* [WHAT TO DO]: Transcribe all of the material exactly.

* [AVAILABLE DATA]:
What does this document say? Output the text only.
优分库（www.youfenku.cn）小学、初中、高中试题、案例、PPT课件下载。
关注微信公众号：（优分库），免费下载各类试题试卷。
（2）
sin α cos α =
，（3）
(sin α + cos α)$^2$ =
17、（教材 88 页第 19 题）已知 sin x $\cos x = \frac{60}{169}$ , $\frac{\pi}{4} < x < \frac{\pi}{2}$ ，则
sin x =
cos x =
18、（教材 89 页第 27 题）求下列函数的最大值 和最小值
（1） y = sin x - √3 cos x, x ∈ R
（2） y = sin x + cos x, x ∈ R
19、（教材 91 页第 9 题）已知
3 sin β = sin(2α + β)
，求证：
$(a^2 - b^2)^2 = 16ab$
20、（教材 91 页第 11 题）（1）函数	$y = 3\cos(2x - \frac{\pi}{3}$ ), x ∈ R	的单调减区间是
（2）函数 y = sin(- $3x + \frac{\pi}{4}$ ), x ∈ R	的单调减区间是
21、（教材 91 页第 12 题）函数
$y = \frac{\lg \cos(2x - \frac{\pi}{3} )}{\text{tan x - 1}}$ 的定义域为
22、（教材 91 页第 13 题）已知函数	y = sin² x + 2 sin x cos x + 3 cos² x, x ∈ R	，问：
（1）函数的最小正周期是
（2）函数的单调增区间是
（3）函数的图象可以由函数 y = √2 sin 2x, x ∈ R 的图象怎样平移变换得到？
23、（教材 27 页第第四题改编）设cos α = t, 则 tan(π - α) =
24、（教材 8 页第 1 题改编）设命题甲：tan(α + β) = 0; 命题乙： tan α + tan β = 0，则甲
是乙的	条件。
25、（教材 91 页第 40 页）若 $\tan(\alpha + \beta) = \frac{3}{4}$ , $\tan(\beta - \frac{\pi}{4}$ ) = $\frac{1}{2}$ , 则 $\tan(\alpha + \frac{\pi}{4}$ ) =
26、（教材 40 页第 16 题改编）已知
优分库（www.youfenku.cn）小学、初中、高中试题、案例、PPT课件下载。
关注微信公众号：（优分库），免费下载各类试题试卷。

* [RESPONSE]:
What does this document say? Output the text only.
优分库（www.youfenku.cn）小学、初中、高中试题、案例、PPT课件下载。
关注微信公众号：（优分库），免费下载各类试题试卷。
（2）
sin α cos α =
，（3）
(sin α + cos α)$^2$ =
17、（教材 88 页第 19 题）已知 sin x $\cos x = \frac{60}{169}$ , $\frac{\pi}{4} < x < \frac{\pi}{2}$ ，则
sin x =
cos x =
18、（教材 89 页第 27 题）求下列函数的最大值 和最小值
（1） y = sin x - √3 cos x, x ∈ R
（2） y = sin x + cos x, x ∈ R
19、（教材 91 页第 9 题）已知
3 sin β = sin(2α + β)
，求证：
$(a^2 - b^2)^2 = 16ab$
20、（教材 91 页第 11 题）（1）函数	$y = 3\cos(2x - \frac{\pi}{3}$ ), x ∈ R	的单调减区间是
（2）函数 y = sin(- $3x + \frac{\pi}{4}$ ), x ∈ R	的单调减区间是
21、（教材 91 页第 12 题）函数
$y = \frac{\lg \cos(2x - \frac{\pi}{3} )}{\text{tan x - 1}}$ 的定义域为
22、（教材 91 页第 13 题）已知函数	y = sin² x + 2 sin x cos x + 3 cos² x, x ∈ R	，问：
（1）函数的最小正周期是
（2）函数的单调增区间是
（3）函数的图象可以由函数 y = √2 sin 2x, x ∈ R 的图象怎样平移变换得到？
23、（教材 27 页第第四题改编）设cos α = t, 则 tan(π - α) =
24、（教材 8 页第 1 题改编）设命题甲：tan(α + β) = 0; 命题乙： tan α + tan β = 0，则甲
是乙的	条件。
25、（教材 91 页第 40 页）若 $\tan(\alpha + \beta) = \frac{3}{4}$ , $\tan(\beta - \frac{\pi}{4}$ ) = $\frac{1}{2}$ , 则 $\tan(\alpha + \frac{\pi}{4}$ ) =
26、（教材 40 页第 16 题改编）已知
优分库（www.youfenku.cn）小学、初中、高中试题、案例、PPT课件下载。
关注微信公众号：（优分库），免费下载各类试题试卷。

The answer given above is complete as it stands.